— START SUPPLIED DATA —

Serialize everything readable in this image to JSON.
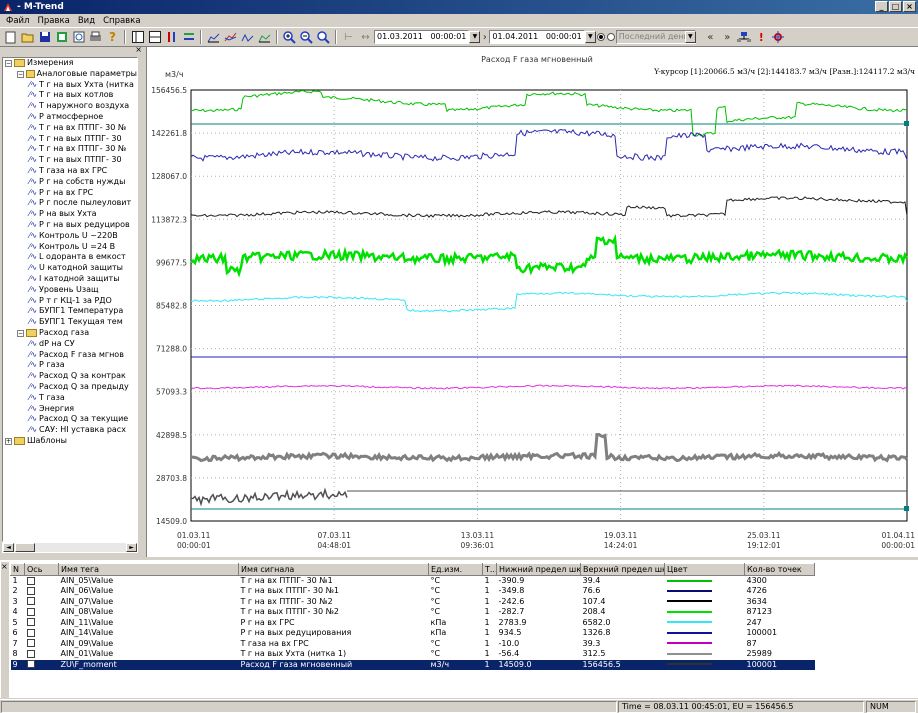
{
  "window": {
    "title": "- M-Trend"
  },
  "menu": [
    "Файл",
    "Правка",
    "Вид",
    "Справка"
  ],
  "toolbar": {
    "date_from": "01.03.2011",
    "time_from": "00:00:01",
    "date_to": "01.04.2011",
    "time_to": "00:00:01",
    "period_placeholder": "Последний день"
  },
  "tree": [
    {
      "level": 0,
      "kind": "folder",
      "label": "Измерения",
      "pm": "−"
    },
    {
      "level": 1,
      "kind": "folder",
      "label": "Аналоговые параметры",
      "pm": "−"
    },
    {
      "level": 2,
      "kind": "sig",
      "label": "T г на вых Ухта (нитка"
    },
    {
      "level": 2,
      "kind": "sig",
      "label": "T г на вых котлов"
    },
    {
      "level": 2,
      "kind": "sig",
      "label": "T наружного воздуха"
    },
    {
      "level": 2,
      "kind": "sig",
      "label": "P атмосферное"
    },
    {
      "level": 2,
      "kind": "sig",
      "label": "T г на вх ПТПГ- 30 №"
    },
    {
      "level": 2,
      "kind": "sig",
      "label": "T г на вых ПТПГ- 30"
    },
    {
      "level": 2,
      "kind": "sig",
      "label": "T г на вх ПТПГ- 30 №"
    },
    {
      "level": 2,
      "kind": "sig",
      "label": "T г на вых ПТПГ- 30"
    },
    {
      "level": 2,
      "kind": "sig",
      "label": "T газа на вх ГРС"
    },
    {
      "level": 2,
      "kind": "sig",
      "label": "P г на собств нужды"
    },
    {
      "level": 2,
      "kind": "sig",
      "label": "P г на вх ГРС"
    },
    {
      "level": 2,
      "kind": "sig",
      "label": "P г после пылеуловит"
    },
    {
      "level": 2,
      "kind": "sig",
      "label": "P на вых Ухта"
    },
    {
      "level": 2,
      "kind": "sig",
      "label": "P г на вых редуциров"
    },
    {
      "level": 2,
      "kind": "sig",
      "label": "Контроль U ~220В"
    },
    {
      "level": 2,
      "kind": "sig",
      "label": "Контроль U =24 В"
    },
    {
      "level": 2,
      "kind": "sig",
      "label": "L одоранта в емкост"
    },
    {
      "level": 2,
      "kind": "sig",
      "label": "U катодной защиты"
    },
    {
      "level": 2,
      "kind": "sig",
      "label": "I катодной защиты"
    },
    {
      "level": 2,
      "kind": "sig",
      "label": "Уровень Uзащ"
    },
    {
      "level": 2,
      "kind": "sig",
      "label": "P т г  КЦ-1 за РДО"
    },
    {
      "level": 2,
      "kind": "sig",
      "label": "БУПГ1 Температура"
    },
    {
      "level": 2,
      "kind": "sig",
      "label": "БУПГ1 Текущая тем"
    },
    {
      "level": 1,
      "kind": "folder",
      "label": "Расход газа",
      "pm": "−"
    },
    {
      "level": 2,
      "kind": "sig",
      "label": "dP на СУ"
    },
    {
      "level": 2,
      "kind": "sig",
      "label": "Расход F газа мгнов"
    },
    {
      "level": 2,
      "kind": "sig",
      "label": "P газа"
    },
    {
      "level": 2,
      "kind": "sig",
      "label": "Расход Q за контрак"
    },
    {
      "level": 2,
      "kind": "sig",
      "label": "Расход Q за предыду"
    },
    {
      "level": 2,
      "kind": "sig",
      "label": "T газа"
    },
    {
      "level": 2,
      "kind": "sig",
      "label": "Энергия"
    },
    {
      "level": 2,
      "kind": "sig",
      "label": "Расход Q за текущие"
    },
    {
      "level": 2,
      "kind": "sig",
      "label": "САУ: НI уставка расх"
    },
    {
      "level": 0,
      "kind": "folder",
      "label": "Шаблоны",
      "pm": "+"
    }
  ],
  "chart": {
    "title": "Расход F газа мгновенный",
    "unit": "м3/ч",
    "cursor_info": "Y-курсор [1]:20066.5 м3/ч [2]:144183.7 м3/ч [Разн.]:124117.2 м3/ч",
    "y_ticks": [
      "156456.5",
      "142261.8",
      "128067.0",
      "113872.3",
      "99677.5",
      "85482.8",
      "71288.0",
      "57093.3",
      "42898.5",
      "28703.8",
      "14509.0"
    ],
    "x_ticks": [
      [
        "01.03.11",
        "00:00:01"
      ],
      [
        "07.03.11",
        "04:48:01"
      ],
      [
        "13.03.11",
        "09:36:01"
      ],
      [
        "19.03.11",
        "14:24:01"
      ],
      [
        "25.03.11",
        "19:12:01"
      ],
      [
        "01.04.11",
        "00:00:01"
      ]
    ]
  },
  "chart_data": {
    "type": "line",
    "title": "Расход F газа мгновенный",
    "ylabel": "м3/ч",
    "ylim": [
      14509.0,
      156456.5
    ],
    "x_start": "01.03.11 00:00:01",
    "x_end": "01.04.11 00:00:01",
    "series": [
      {
        "name": "T г на вх ПТПГ- 30 №1",
        "color": "#00c000"
      },
      {
        "name": "T г на вых ПТПГ- 30 №1",
        "color": "#2828b0"
      },
      {
        "name": "T г на вх ПТПГ- 30 №2",
        "color": "#202020"
      },
      {
        "name": "T г на вых ПТПГ- 30 №2",
        "color": "#00e000"
      },
      {
        "name": "P г на вх ГРС",
        "color": "#30e8f8"
      },
      {
        "name": "P г на вых редуцирования",
        "color": "#2020c0"
      },
      {
        "name": "T газа на вх ГРС",
        "color": "#e030e0"
      },
      {
        "name": "T г на вых Ухта (нитка 1)",
        "color": "#808080"
      },
      {
        "name": "Расход F газа мгновенный",
        "color": "#505050"
      }
    ],
    "cursor_values": [
      20066.5,
      144183.7
    ]
  },
  "table": {
    "headers": [
      "N",
      "Ось",
      "Имя тега",
      "Имя сигнала",
      "Ед.изм.",
      "Т...",
      "Нижний предел шк...",
      "Верхний предел шк...",
      "Цвет",
      "Кол-во точек"
    ],
    "rows": [
      [
        "1",
        "",
        "AIN_05\\Value",
        "T г на вх ПТПГ- 30 №1",
        "°С",
        "1",
        "-390.9",
        "39.4",
        "#00c000",
        "4300"
      ],
      [
        "2",
        "",
        "AIN_06\\Value",
        "T г на вых ПТПГ- 30 №1",
        "°С",
        "1",
        "-349.8",
        "76.6",
        "#0a0a70",
        "4726"
      ],
      [
        "3",
        "",
        "AIN_07\\Value",
        "T г на вх ПТПГ- 30 №2",
        "°С",
        "1",
        "-242.6",
        "107.4",
        "#000000",
        "3634"
      ],
      [
        "4",
        "",
        "AIN_08\\Value",
        "T г на вых ПТПГ- 30 №2",
        "°С",
        "1",
        "-282.7",
        "208.4",
        "#00e000",
        "87123"
      ],
      [
        "5",
        "",
        "AIN_11\\Value",
        "P г на вх ГРС",
        "кПа",
        "1",
        "2783.9",
        "6582.0",
        "#30e8f8",
        "247"
      ],
      [
        "6",
        "",
        "AIN_14\\Value",
        "P г на вых редуцирования",
        "кПа",
        "1",
        "934.5",
        "1326.8",
        "#1010a0",
        "100001"
      ],
      [
        "7",
        "",
        "AIN_09\\Value",
        "T газа на вх ГРС",
        "°С",
        "1",
        "-10.0",
        "39.3",
        "#c000c0",
        "87"
      ],
      [
        "8",
        "",
        "AIN_01\\Value",
        "T г на вых Ухта (нитка 1)",
        "°С",
        "1",
        "-56.4",
        "312.5",
        "#909090",
        "25989"
      ],
      [
        "9",
        "",
        "ZU\\F_moment",
        "Расход F газа мгновенный",
        "м3/ч",
        "1",
        "14509.0",
        "156456.5",
        "#303030",
        "100001"
      ]
    ]
  },
  "status": {
    "cursor": "Time = 08.03.11 00:45:01, EU = 156456.5",
    "num": "NUM"
  }
}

— END SUPPLIED DATA —

* WORK INSTRUCTIONS
Isolate each line of the listing above that includes "name". Copy it.

* SOLUTION FOR THIS EXERCISE
        "name": "T г на вх ПТПГ- 30 №1",
        "name": "T г на вых ПТПГ- 30 №1",
        "name": "T г на вх ПТПГ- 30 №2",
        "name": "T г на вых ПТПГ- 30 №2",
        "name": "P г на вх ГРС",
        "name": "P г на вых редуцирования",
        "name": "T газа на вх ГРС",
        "name": "T г на вых Ухта (нитка 1)",
        "name": "Расход F газа мгновенный",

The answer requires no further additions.